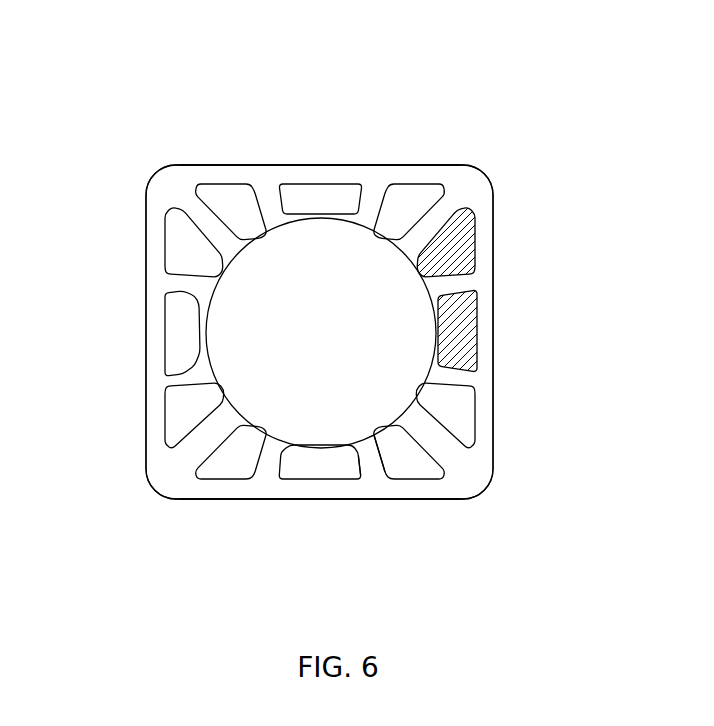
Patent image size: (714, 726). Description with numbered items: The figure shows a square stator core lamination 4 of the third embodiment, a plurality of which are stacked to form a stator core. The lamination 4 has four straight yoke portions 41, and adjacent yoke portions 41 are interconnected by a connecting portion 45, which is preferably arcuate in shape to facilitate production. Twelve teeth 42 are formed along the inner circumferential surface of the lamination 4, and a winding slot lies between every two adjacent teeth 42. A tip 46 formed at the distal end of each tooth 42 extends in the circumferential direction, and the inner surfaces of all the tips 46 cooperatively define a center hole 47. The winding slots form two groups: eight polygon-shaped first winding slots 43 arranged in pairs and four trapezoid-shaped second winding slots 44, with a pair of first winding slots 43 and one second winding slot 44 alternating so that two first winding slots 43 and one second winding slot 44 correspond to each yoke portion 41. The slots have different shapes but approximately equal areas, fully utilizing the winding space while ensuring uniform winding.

The stator core lamination 4 is at (496, 112).
The yoke portion 41 is at (348, 168).
The tooth 42 is at (275, 486).
The first winding slot 43 is at (227, 195).
The second winding slot 44 is at (312, 196).
The connecting portion 45 is at (477, 166).
The tip 46 is at (393, 437).
The center hole 47 is at (387, 345).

═══

Copy out everything from the start of the records down to the line containing "The stator core", including both ends, and leave the pictures out.

## RESULT OF THE TASK
Patent image size: (714, 726). Description with numbered items: The figure shows a square stator core lamination 4 of the third embodiment, a plurality of which are stacked to form a stator core. The lamination 4 has four straight yoke portions 41, and adjacent yoke portions 41 are interconnected by a connecting portion 45, which is preferably arcuate in shape to facilitate production. Twelve teeth 42 are formed along the inner circumferential surface of the lamination 4, and a winding slot lies between every two adjacent teeth 42. A tip 46 formed at the distal end of each tooth 42 extends in the circumferential direction, and the inner surfaces of all the tips 46 cooperatively define a center hole 47. The winding slots form two groups: eight polygon-shaped first winding slots 43 arranged in pairs and four trapezoid-shaped second winding slots 44, with a pair of first winding slots 43 and one second winding slot 44 alternating so that two first winding slots 43 and one second winding slot 44 correspond to each yoke portion 41. The slots have different shapes but approximately equal areas, fully utilizing the winding space while ensuring uniform winding.

The stator core lamination 4 is at (496, 112).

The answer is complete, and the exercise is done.